Entries taken from a collection:
┏━━

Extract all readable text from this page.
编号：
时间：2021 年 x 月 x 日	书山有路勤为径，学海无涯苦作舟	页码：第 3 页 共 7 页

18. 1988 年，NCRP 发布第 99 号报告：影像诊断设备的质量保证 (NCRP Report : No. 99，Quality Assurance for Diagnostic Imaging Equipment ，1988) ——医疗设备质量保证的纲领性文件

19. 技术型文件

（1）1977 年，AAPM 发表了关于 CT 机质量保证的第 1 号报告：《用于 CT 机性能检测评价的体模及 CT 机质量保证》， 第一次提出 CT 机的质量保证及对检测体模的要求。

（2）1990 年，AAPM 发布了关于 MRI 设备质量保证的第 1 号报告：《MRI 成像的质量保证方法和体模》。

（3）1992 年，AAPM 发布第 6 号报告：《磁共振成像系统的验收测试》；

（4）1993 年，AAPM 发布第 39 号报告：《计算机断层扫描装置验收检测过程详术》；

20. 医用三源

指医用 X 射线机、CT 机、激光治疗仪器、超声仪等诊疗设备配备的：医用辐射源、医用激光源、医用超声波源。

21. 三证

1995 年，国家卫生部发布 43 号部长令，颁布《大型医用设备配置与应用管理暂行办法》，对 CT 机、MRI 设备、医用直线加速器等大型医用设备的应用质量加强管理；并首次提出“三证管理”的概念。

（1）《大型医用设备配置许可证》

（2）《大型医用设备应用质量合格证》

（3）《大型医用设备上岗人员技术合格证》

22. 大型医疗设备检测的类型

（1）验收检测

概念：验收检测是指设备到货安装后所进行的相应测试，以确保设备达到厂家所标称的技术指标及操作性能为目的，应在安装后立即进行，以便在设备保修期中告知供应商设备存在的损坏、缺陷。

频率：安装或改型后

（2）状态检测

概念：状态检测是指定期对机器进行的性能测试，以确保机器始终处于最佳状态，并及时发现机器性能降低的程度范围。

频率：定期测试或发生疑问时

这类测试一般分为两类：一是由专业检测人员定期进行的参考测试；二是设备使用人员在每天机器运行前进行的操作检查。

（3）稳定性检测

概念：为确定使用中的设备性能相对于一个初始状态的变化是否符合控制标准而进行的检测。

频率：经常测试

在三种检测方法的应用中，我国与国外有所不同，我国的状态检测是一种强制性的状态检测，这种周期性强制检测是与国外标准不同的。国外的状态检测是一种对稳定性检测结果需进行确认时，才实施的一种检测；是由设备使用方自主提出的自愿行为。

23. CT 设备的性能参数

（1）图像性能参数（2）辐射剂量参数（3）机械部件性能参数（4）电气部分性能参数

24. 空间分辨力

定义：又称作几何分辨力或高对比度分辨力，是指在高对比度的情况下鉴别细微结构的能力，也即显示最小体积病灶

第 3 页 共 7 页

┗━━

Prompt >> Extract the data in full. Keep it word for word.

Finished answer >>
Extract all readable text from this page.
编号：
时间：2021 年 x 月 x 日	书山有路勤为径，学海无涯苦作舟	页码：第 3 页 共 7 页

18. 1988 年，NCRP 发布第 99 号报告：影像诊断设备的质量保证 (NCRP Report : No. 99，Quality Assurance for Diagnostic Imaging Equipment ，1988) ——医疗设备质量保证的纲领性文件

19. 技术型文件

（1）1977 年，AAPM 发表了关于 CT 机质量保证的第 1 号报告：《用于 CT 机性能检测评价的体模及 CT 机质量保证》， 第一次提出 CT 机的质量保证及对检测体模的要求。

（2）1990 年，AAPM 发布了关于 MRI 设备质量保证的第 1 号报告：《MRI 成像的质量保证方法和体模》。

（3）1992 年，AAPM 发布第 6 号报告：《磁共振成像系统的验收测试》；

（4）1993 年，AAPM 发布第 39 号报告：《计算机断层扫描装置验收检测过程详术》；

20. 医用三源

指医用 X 射线机、CT 机、激光治疗仪器、超声仪等诊疗设备配备的：医用辐射源、医用激光源、医用超声波源。

21. 三证

1995 年，国家卫生部发布 43 号部长令，颁布《大型医用设备配置与应用管理暂行办法》，对 CT 机、MRI 设备、医用直线加速器等大型医用设备的应用质量加强管理；并首次提出“三证管理”的概念。

（1）《大型医用设备配置许可证》

（2）《大型医用设备应用质量合格证》

（3）《大型医用设备上岗人员技术合格证》

22. 大型医疗设备检测的类型

（1）验收检测

概念：验收检测是指设备到货安装后所进行的相应测试，以确保设备达到厂家所标称的技术指标及操作性能为目的，应在安装后立即进行，以便在设备保修期中告知供应商设备存在的损坏、缺陷。

频率：安装或改型后

（2）状态检测

概念：状态检测是指定期对机器进行的性能测试，以确保机器始终处于最佳状态，并及时发现机器性能降低的程度范围。

频率：定期测试或发生疑问时

这类测试一般分为两类：一是由专业检测人员定期进行的参考测试；二是设备使用人员在每天机器运行前进行的操作检查。

（3）稳定性检测

概念：为确定使用中的设备性能相对于一个初始状态的变化是否符合控制标准而进行的检测。

频率：经常测试

在三种检测方法的应用中，我国与国外有所不同，我国的状态检测是一种强制性的状态检测，这种周期性强制检测是与国外标准不同的。国外的状态检测是一种对稳定性检测结果需进行确认时，才实施的一种检测；是由设备使用方自主提出的自愿行为。

23. CT 设备的性能参数

（1）图像性能参数（2）辐射剂量参数（3）机械部件性能参数（4）电气部分性能参数

24. 空间分辨力

定义：又称作几何分辨力或高对比度分辨力，是指在高对比度的情况下鉴别细微结构的能力，也即显示最小体积病灶

第 3 页 共 7 页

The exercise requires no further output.